What you are asked to do — The records below need retyping in full; give them again exactly.

=-=-=

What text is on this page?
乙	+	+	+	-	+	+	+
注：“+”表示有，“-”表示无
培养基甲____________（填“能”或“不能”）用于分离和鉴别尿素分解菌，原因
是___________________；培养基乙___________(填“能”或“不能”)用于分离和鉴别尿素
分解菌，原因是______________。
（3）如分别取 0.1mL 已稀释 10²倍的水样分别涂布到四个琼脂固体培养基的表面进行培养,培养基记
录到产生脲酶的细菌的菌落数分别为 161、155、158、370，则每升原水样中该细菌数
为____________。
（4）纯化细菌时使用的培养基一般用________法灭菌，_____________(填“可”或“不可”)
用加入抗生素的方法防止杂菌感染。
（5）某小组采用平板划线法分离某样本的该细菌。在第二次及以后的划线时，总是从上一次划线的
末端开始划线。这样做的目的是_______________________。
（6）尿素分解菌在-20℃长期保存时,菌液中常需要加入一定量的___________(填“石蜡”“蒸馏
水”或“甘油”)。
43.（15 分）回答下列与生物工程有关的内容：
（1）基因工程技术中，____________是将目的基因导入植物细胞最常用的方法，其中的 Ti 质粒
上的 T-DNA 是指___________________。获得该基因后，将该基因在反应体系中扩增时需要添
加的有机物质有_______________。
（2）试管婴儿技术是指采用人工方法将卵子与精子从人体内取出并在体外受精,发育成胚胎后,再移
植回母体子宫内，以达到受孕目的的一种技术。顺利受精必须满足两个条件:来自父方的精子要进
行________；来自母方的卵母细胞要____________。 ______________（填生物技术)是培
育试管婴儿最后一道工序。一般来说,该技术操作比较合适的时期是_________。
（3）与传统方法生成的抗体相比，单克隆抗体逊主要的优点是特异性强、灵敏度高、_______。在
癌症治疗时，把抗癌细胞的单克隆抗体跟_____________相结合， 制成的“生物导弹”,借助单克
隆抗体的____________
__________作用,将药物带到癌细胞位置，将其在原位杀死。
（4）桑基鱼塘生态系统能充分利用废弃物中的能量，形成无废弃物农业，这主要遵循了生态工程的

=-=-=

Exercise response —
What text is on this page?
乙	+	+	+	-	+	+	+
注：“+”表示有，“-”表示无
培养基甲____________（填“能”或“不能”）用于分离和鉴别尿素分解菌，原因
是___________________；培养基乙___________(填“能”或“不能”)用于分离和鉴别尿素
分解菌，原因是______________。
（3）如分别取 0.1mL 已稀释 10²倍的水样分别涂布到四个琼脂固体培养基的表面进行培养,培养基记
录到产生脲酶的细菌的菌落数分别为 161、155、158、370，则每升原水样中该细菌数
为____________。
（4）纯化细菌时使用的培养基一般用________法灭菌，_____________(填“可”或“不可”)
用加入抗生素的方法防止杂菌感染。
（5）某小组采用平板划线法分离某样本的该细菌。在第二次及以后的划线时，总是从上一次划线的
末端开始划线。这样做的目的是_______________________。
（6）尿素分解菌在-20℃长期保存时,菌液中常需要加入一定量的___________(填“石蜡”“蒸馏
水”或“甘油”)。
43.（15 分）回答下列与生物工程有关的内容：
（1）基因工程技术中，____________是将目的基因导入植物细胞最常用的方法，其中的 Ti 质粒
上的 T-DNA 是指___________________。获得该基因后，将该基因在反应体系中扩增时需要添
加的有机物质有_______________。
（2）试管婴儿技术是指采用人工方法将卵子与精子从人体内取出并在体外受精,发育成胚胎后,再移
植回母体子宫内，以达到受孕目的的一种技术。顺利受精必须满足两个条件:来自父方的精子要进
行________；来自母方的卵母细胞要____________。 ______________（填生物技术)是培
育试管婴儿最后一道工序。一般来说,该技术操作比较合适的时期是_________。
（3）与传统方法生成的抗体相比，单克隆抗体逊主要的优点是特异性强、灵敏度高、_______。在
癌症治疗时，把抗癌细胞的单克隆抗体跟_____________相结合， 制成的“生物导弹”,借助单克
隆抗体的____________
__________作用,将药物带到癌细胞位置，将其在原位杀死。
（4）桑基鱼塘生态系统能充分利用废弃物中的能量，形成无废弃物农业，这主要遵循了生态工程的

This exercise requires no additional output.